--- START MATERIAL ---

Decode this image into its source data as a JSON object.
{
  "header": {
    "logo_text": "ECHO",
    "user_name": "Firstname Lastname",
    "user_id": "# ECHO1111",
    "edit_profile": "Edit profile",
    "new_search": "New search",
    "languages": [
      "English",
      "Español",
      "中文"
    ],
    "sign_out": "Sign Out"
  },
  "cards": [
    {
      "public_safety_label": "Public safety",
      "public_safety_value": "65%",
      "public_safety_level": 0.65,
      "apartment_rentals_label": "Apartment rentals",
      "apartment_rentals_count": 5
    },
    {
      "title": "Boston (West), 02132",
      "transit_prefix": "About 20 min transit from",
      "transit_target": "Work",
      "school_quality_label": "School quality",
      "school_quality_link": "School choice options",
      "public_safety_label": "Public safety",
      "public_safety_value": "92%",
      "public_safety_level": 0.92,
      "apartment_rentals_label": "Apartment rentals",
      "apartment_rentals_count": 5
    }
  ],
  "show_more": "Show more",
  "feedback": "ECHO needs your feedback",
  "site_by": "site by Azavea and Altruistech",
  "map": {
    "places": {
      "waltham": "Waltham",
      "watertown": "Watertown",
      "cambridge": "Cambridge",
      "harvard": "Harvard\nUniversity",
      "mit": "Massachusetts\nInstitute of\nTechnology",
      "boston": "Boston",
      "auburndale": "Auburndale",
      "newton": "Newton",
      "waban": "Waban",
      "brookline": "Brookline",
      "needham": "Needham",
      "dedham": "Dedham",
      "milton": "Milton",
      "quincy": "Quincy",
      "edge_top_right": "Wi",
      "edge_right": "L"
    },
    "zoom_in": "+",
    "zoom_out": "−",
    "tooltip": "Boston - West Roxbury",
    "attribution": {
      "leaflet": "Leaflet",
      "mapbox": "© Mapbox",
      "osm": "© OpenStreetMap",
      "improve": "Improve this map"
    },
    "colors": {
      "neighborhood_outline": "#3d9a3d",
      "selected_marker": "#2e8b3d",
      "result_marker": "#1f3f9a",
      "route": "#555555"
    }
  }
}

--- END MATERIAL ---

§ WHAT IS EXPECTED: Output the entries exactly.

§ OUTPUT OF THE TASK:
Decode this image into its source data as a JSON object.
{
  "header": {
    "logo_text": "ECHO",
    "user_name": "Firstname Lastname",
    "user_id": "# ECHO1111",
    "edit_profile": "Edit profile",
    "new_search": "New search",
    "languages": [
      "English",
      "Español",
      "中文"
    ],
    "sign_out": "Sign Out"
  },
  "cards": [
    {
      "public_safety_label": "Public safety",
      "public_safety_value": "65%",
      "public_safety_level": 0.65,
      "apartment_rentals_label": "Apartment rentals",
      "apartment_rentals_count": 5
    },
    {
      "title": "Boston (West), 02132",
      "transit_prefix": "About 20 min transit from",
      "transit_target": "Work",
      "school_quality_label": "School quality",
      "school_quality_link": "School choice options",
      "public_safety_label": "Public safety",
      "public_safety_value": "92%",
      "public_safety_level": 0.92,
      "apartment_rentals_label": "Apartment rentals",
      "apartment_rentals_count": 5
    }
  ],
  "show_more": "Show more",
  "feedback": "ECHO needs your feedback",
  "site_by": "site by Azavea and Altruistech",
  "map": {
    "places": {
      "waltham": "Waltham",
      "watertown": "Watertown",
      "cambridge": "Cambridge",
      "harvard": "Harvard\nUniversity",
      "mit": "Massachusetts\nInstitute of\nTechnology",
      "boston": "Boston",
      "auburndale": "Auburndale",
      "newton": "Newton",
      "waban": "Waban",
      "brookline": "Brookline",
      "needham": "Needham",
      "dedham": "Dedham",
      "milton": "Milton",
      "quincy": "Quincy",
      "edge_top_right": "Wi",
      "edge_right": "L"
    },
    "zoom_in": "+",
    "zoom_out": "−",
    "tooltip": "Boston - West Roxbury",
    "attribution": {
      "leaflet": "Leaflet",
      "mapbox": "© Mapbox",
      "osm": "© OpenStreetMap",
      "improve": "Improve this map"
    },
    "colors": {
      "neighborhood_outline": "#3d9a3d",
      "selected_marker": "#2e8b3d",
      "result_marker": "#1f3f9a",
      "route": "#555555"
    }
  }
}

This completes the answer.